GIVEN DATA »
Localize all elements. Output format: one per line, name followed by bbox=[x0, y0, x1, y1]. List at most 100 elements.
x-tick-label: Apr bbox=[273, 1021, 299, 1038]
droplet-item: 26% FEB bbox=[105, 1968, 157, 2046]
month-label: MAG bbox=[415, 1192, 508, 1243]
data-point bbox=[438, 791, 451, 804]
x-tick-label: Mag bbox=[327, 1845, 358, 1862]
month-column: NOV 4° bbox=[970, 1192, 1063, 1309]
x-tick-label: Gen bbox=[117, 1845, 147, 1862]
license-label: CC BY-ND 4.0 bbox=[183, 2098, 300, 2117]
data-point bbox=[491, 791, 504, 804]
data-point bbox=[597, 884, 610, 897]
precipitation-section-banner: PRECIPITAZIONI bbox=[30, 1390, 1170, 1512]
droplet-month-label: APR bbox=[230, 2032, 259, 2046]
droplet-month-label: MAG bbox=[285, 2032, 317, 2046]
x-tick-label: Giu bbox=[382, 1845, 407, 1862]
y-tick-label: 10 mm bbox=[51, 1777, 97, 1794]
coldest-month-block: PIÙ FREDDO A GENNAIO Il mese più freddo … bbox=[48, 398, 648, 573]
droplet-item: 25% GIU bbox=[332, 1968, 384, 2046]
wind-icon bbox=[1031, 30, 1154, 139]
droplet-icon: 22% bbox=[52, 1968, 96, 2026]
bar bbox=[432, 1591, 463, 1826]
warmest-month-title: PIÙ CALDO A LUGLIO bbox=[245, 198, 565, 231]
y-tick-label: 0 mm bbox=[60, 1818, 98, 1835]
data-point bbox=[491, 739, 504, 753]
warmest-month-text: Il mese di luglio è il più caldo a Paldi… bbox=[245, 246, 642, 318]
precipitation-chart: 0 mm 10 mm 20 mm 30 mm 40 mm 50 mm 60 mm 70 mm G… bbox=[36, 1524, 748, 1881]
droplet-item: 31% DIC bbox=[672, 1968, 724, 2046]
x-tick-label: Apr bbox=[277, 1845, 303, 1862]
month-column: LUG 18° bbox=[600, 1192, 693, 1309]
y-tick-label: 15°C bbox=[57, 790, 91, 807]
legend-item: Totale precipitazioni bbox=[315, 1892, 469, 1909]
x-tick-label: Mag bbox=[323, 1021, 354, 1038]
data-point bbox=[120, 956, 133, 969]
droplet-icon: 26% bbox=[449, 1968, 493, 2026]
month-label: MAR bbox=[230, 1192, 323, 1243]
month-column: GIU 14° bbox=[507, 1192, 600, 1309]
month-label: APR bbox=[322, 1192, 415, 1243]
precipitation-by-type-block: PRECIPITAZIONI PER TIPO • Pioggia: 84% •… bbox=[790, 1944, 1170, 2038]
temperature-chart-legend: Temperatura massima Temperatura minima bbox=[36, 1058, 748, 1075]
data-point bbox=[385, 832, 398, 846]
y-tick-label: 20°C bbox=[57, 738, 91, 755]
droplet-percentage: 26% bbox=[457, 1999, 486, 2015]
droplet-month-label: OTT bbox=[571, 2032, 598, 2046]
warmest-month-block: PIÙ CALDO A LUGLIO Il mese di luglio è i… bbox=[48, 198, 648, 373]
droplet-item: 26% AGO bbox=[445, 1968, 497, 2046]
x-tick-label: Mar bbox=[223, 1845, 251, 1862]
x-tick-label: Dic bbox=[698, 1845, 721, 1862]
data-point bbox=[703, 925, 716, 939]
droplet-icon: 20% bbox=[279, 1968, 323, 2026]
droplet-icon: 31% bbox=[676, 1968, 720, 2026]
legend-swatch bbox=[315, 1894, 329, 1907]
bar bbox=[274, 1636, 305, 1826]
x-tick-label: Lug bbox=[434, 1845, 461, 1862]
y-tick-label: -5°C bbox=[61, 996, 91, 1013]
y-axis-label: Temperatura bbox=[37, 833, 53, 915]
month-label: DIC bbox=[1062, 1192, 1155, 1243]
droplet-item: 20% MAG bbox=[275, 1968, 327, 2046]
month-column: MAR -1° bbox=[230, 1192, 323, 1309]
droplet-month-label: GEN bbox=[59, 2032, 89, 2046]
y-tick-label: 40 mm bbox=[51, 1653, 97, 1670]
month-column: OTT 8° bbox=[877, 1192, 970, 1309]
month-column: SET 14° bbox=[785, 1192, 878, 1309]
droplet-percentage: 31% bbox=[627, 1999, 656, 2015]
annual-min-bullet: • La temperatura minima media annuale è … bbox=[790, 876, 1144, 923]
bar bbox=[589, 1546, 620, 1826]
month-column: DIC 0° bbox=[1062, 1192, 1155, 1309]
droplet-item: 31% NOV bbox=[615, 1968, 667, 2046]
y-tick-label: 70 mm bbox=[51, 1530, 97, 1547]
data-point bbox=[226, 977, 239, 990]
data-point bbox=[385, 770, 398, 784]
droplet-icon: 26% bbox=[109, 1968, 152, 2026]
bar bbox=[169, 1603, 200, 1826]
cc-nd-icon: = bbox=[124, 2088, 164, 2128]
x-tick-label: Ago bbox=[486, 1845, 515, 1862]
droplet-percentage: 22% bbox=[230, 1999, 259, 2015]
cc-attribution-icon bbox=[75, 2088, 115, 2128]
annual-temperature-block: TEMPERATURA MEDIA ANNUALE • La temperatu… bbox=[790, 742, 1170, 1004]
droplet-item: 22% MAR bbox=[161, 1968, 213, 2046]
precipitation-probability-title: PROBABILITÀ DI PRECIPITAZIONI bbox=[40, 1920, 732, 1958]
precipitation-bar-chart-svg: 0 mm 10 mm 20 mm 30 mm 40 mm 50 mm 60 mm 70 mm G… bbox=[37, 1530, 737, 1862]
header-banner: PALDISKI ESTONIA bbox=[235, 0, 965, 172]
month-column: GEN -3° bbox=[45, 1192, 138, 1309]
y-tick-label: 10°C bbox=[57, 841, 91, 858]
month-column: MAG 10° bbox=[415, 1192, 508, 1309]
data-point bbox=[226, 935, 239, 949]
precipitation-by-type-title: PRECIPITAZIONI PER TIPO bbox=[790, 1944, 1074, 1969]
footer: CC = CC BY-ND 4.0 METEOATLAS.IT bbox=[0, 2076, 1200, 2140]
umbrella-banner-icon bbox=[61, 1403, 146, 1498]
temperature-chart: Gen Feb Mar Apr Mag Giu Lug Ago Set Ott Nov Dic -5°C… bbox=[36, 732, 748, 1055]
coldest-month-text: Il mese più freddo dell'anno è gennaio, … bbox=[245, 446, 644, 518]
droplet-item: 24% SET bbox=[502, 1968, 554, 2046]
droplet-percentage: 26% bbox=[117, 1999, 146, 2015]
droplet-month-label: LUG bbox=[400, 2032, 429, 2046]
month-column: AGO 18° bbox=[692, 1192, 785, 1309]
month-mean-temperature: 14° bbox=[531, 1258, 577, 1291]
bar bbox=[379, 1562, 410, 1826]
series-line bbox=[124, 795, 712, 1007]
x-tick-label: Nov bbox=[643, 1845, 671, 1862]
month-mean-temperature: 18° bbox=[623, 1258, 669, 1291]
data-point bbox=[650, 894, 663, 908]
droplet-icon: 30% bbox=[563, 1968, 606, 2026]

PROBLEM DESCRIPTION »
Render every line of the items above as a single JSON list of strings, with one string per line and blank lines omitted.

EXERCISE SOLUTION »
[
  "Localize all elements. Output format: one per line, name followed by bbox=[x0, y0, x1, y1]. List at most 100 elements.",
  "x-tick-label: Apr bbox=[273, 1021, 299, 1038]",
  "droplet-item: 26% FEB bbox=[105, 1968, 157, 2046]",
  "month-label: MAG bbox=[415, 1192, 508, 1243]",
  "data-point bbox=[438, 791, 451, 804]",
  "x-tick-label: Mag bbox=[327, 1845, 358, 1862]",
  "month-column: NOV 4° bbox=[970, 1192, 1063, 1309]",
  "x-tick-label: Gen bbox=[117, 1845, 147, 1862]",
  "license-label: CC BY-ND 4.0 bbox=[183, 2098, 300, 2117]",
  "data-point bbox=[491, 791, 504, 804]",
  "data-point bbox=[597, 884, 610, 897]",
  "precipitation-section-banner: PRECIPITAZIONI bbox=[30, 1390, 1170, 1512]",
  "droplet-month-label: APR bbox=[230, 2032, 259, 2046]",
  "droplet-month-label: MAG bbox=[285, 2032, 317, 2046]",
  "x-tick-label: Giu bbox=[382, 1845, 407, 1862]",
  "y-tick-label: 10 mm bbox=[51, 1777, 97, 1794]",
  "coldest-month-block: PIÙ FREDDO A GENNAIO Il mese più freddo … bbox=[48, 398, 648, 573]",
  "droplet-item: 25% GIU bbox=[332, 1968, 384, 2046]",
  "wind-icon bbox=[1031, 30, 1154, 139]",
  "droplet-icon: 22% bbox=[52, 1968, 96, 2026]",
  "bar bbox=[432, 1591, 463, 1826]",
  "warmest-month-title: PIÙ CALDO A LUGLIO bbox=[245, 198, 565, 231]",
  "y-tick-label: 0 mm bbox=[60, 1818, 98, 1835]",
  "data-point bbox=[491, 739, 504, 753]",
  "warmest-month-text: Il mese di luglio è il più caldo a Paldi… bbox=[245, 246, 642, 318]",
  "precipitation-chart: 0 mm 10 mm 20 mm 30 mm 40 mm 50 mm 60 mm 70 mm G… bbox=[36, 1524, 748, 1881]",
  "droplet-item: 31% DIC bbox=[672, 1968, 724, 2046]",
  "x-tick-label: Apr bbox=[277, 1845, 303, 1862]",
  "month-column: LUG 18° bbox=[600, 1192, 693, 1309]",
  "y-tick-label: 15°C bbox=[57, 790, 91, 807]",
  "legend-item: Totale precipitazioni bbox=[315, 1892, 469, 1909]",
  "x-tick-label: Mag bbox=[323, 1021, 354, 1038]",
  "data-point bbox=[120, 956, 133, 969]",
  "droplet-icon: 26% bbox=[449, 1968, 493, 2026]",
  "month-label: MAR bbox=[230, 1192, 323, 1243]",
  "month-column: GIU 14° bbox=[507, 1192, 600, 1309]",
  "month-label: APR bbox=[322, 1192, 415, 1243]",
  "precipitation-by-type-block: PRECIPITAZIONI PER TIPO • Pioggia: 84% •… bbox=[790, 1944, 1170, 2038]",
  "temperature-chart-legend: Temperatura massima Temperatura minima bbox=[36, 1058, 748, 1075]",
  "data-point bbox=[385, 832, 398, 846]",
  "y-tick-label: 20°C bbox=[57, 738, 91, 755]",
  "droplet-percentage: 26% bbox=[457, 1999, 486, 2015]",
  "droplet-month-label: OTT bbox=[571, 2032, 598, 2046]",
  "warmest-month-block: PIÙ CALDO A LUGLIO Il mese di luglio è i… bbox=[48, 198, 648, 373]",
  "droplet-item: 26% AGO bbox=[445, 1968, 497, 2046]",
  "x-tick-label: Mar bbox=[223, 1845, 251, 1862]",
  "x-tick-label: Dic bbox=[698, 1845, 721, 1862]",
  "data-point bbox=[703, 925, 716, 939]",
  "droplet-icon: 20% bbox=[279, 1968, 323, 2026]",
  "droplet-icon: 31% bbox=[676, 1968, 720, 2026]",
  "legend-swatch bbox=[315, 1894, 329, 1907]",
  "bar bbox=[274, 1636, 305, 1826]",
  "x-tick-label: Lug bbox=[434, 1845, 461, 1862]",
  "y-tick-label: -5°C bbox=[61, 996, 91, 1013]",
  "y-axis-label: Temperatura bbox=[37, 833, 53, 915]",
  "month-label: DIC bbox=[1062, 1192, 1155, 1243]",
  "droplet-item: 20% MAG bbox=[275, 1968, 327, 2046]",
  "month-column: MAR -1° bbox=[230, 1192, 323, 1309]",
  "droplet-month-label: GEN bbox=[59, 2032, 89, 2046]",
  "y-tick-label: 40 mm bbox=[51, 1653, 97, 1670]",
  "month-column: OTT 8° bbox=[877, 1192, 970, 1309]",
  "month-column: SET 14° bbox=[785, 1192, 878, 1309]",
  "droplet-percentage: 31% bbox=[627, 1999, 656, 2015]",
  "annual-min-bullet: • La temperatura minima media annuale è … bbox=[790, 876, 1144, 923]",
  "bar bbox=[589, 1546, 620, 1826]",
  "month-column: DIC 0° bbox=[1062, 1192, 1155, 1309]",
  "droplet-item: 31% NOV bbox=[615, 1968, 667, 2046]",
  "y-tick-label: 70 mm bbox=[51, 1530, 97, 1547]",
  "data-point bbox=[226, 977, 239, 990]",
  "data-point bbox=[385, 770, 398, 784]",
  "droplet-icon: 26% bbox=[109, 1968, 152, 2026]",
  "bar bbox=[169, 1603, 200, 1826]",
  "cc-nd-icon: = bbox=[124, 2088, 164, 2128]",
  "x-tick-label: Ago bbox=[486, 1845, 515, 1862]",
  "droplet-percentage: 22% bbox=[230, 1999, 259, 2015]",
  "cc-attribution-icon bbox=[75, 2088, 115, 2128]",
  "annual-temperature-block: TEMPERATURA MEDIA ANNUALE • La temperatu… bbox=[790, 742, 1170, 1004]",
  "droplet-item: 22% MAR bbox=[161, 1968, 213, 2046]",
  "precipitation-probability-title: PROBABILITÀ DI PRECIPITAZIONI bbox=[40, 1920, 732, 1958]",
  "precipitation-bar-chart-svg: 0 mm 10 mm 20 mm 30 mm 40 mm 50 mm 60 mm 70 mm G… bbox=[37, 1530, 737, 1862]",
  "header-banner: PALDISKI ESTONIA bbox=[235, 0, 965, 172]",
  "month-column: GEN -3° bbox=[45, 1192, 138, 1309]",
  "y-tick-label: 10°C bbox=[57, 841, 91, 858]",
  "month-column: MAG 10° bbox=[415, 1192, 508, 1309]",
  "data-point bbox=[226, 935, 239, 949]",
  "precipitation-by-type-title: PRECIPITAZIONI PER TIPO bbox=[790, 1944, 1074, 1969]",
  "footer: CC = CC BY-ND 4.0 METEOATLAS.IT bbox=[0, 2076, 1200, 2140]",
  "umbrella-banner-icon bbox=[61, 1403, 146, 1498]",
  "temperature-chart: Gen Feb Mar Apr Mag Giu Lug Ago Set Ott Nov Dic -5°C… bbox=[36, 732, 748, 1055]",
  "coldest-month-text: Il mese più freddo dell'anno è gennaio, … bbox=[245, 446, 644, 518]",
  "droplet-item: 24% SET bbox=[502, 1968, 554, 2046]",
  "droplet-percentage: 26% bbox=[117, 1999, 146, 2015]",
  "droplet-month-label: LUG bbox=[400, 2032, 429, 2046]",
  "month-column: AGO 18° bbox=[692, 1192, 785, 1309]",
  "month-mean-temperature: 14° bbox=[531, 1258, 577, 1291]",
  "bar bbox=[379, 1562, 410, 1826]",
  "series-line bbox=[124, 795, 712, 1007]",
  "x-tick-label: Nov bbox=[643, 1845, 671, 1862]",
  "month-mean-temperature: 18° bbox=[623, 1258, 669, 1291]",
  "data-point bbox=[650, 894, 663, 908]",
  "droplet-icon: 30% bbox=[563, 1968, 606, 2026]"
]